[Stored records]
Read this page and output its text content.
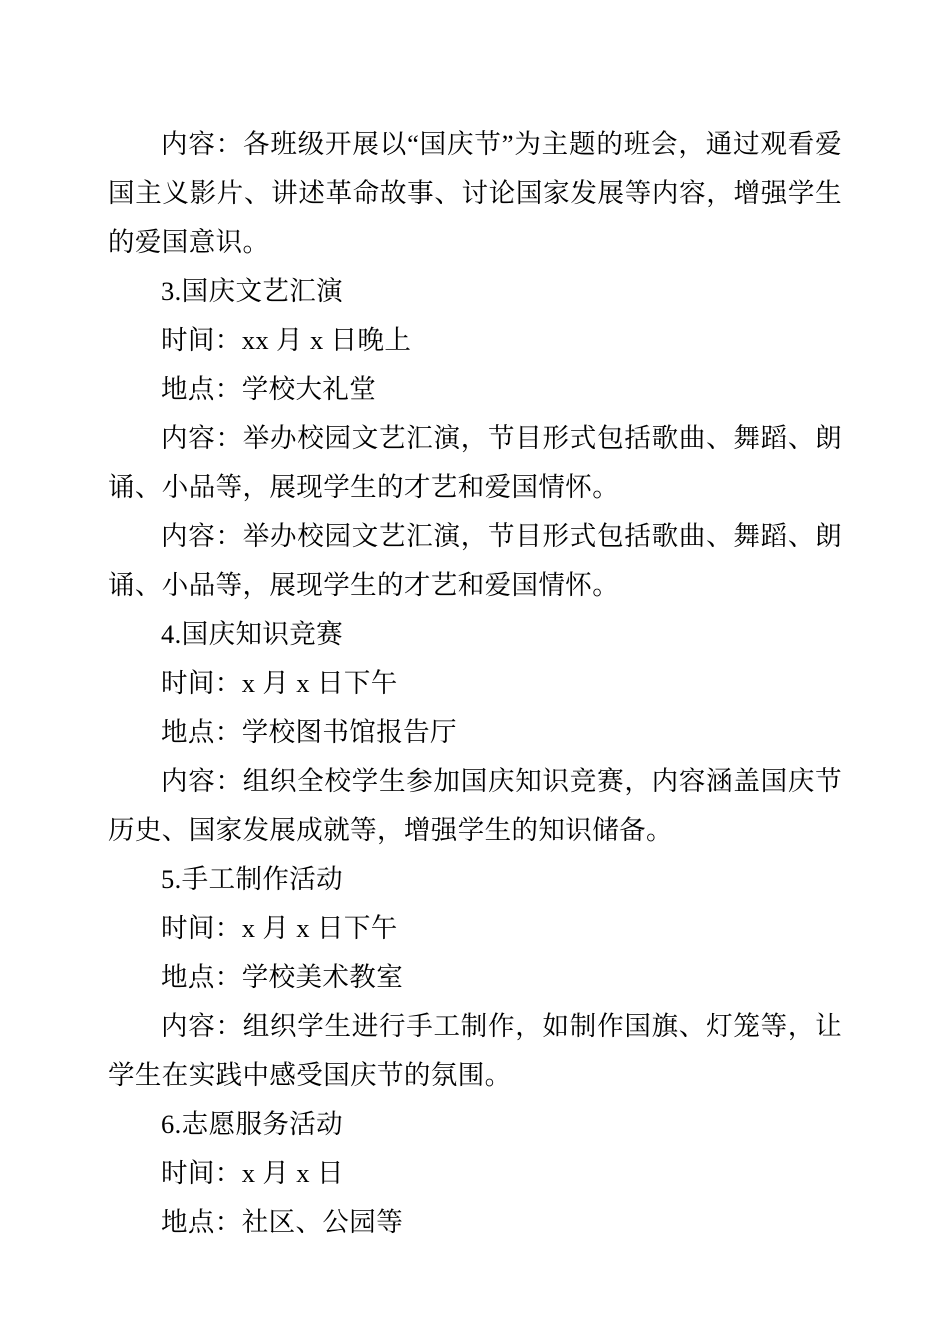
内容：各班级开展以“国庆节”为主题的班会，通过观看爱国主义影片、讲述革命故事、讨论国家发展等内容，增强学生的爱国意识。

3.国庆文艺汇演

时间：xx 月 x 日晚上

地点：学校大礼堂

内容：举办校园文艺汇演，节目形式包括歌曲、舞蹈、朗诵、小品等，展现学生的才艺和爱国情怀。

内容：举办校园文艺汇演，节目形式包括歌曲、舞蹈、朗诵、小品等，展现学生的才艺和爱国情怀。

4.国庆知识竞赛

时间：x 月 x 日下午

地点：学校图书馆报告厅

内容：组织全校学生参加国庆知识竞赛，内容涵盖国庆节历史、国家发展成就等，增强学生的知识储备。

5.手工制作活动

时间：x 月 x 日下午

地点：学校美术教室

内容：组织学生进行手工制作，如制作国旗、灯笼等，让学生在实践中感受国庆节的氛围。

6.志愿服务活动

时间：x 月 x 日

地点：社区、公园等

- **Task details**
Copy the entries above faithfully and omit every image.

- **Answer below**
Read this page and output its text content.
内容：各班级开展以“国庆节”为主题的班会，通过观看爱国主义影片、讲述革命故事、讨论国家发展等内容，增强学生的爱国意识。

3.国庆文艺汇演

时间：xx 月 x 日晚上

地点：学校大礼堂

内容：举办校园文艺汇演，节目形式包括歌曲、舞蹈、朗诵、小品等，展现学生的才艺和爱国情怀。

内容：举办校园文艺汇演，节目形式包括歌曲、舞蹈、朗诵、小品等，展现学生的才艺和爱国情怀。

4.国庆知识竞赛

时间：x 月 x 日下午

地点：学校图书馆报告厅

内容：组织全校学生参加国庆知识竞赛，内容涵盖国庆节历史、国家发展成就等，增强学生的知识储备。

5.手工制作活动

时间：x 月 x 日下午

地点：学校美术教室

内容：组织学生进行手工制作，如制作国旗、灯笼等，让学生在实践中感受国庆节的氛围。

6.志愿服务活动

时间：x 月 x 日

地点：社区、公园等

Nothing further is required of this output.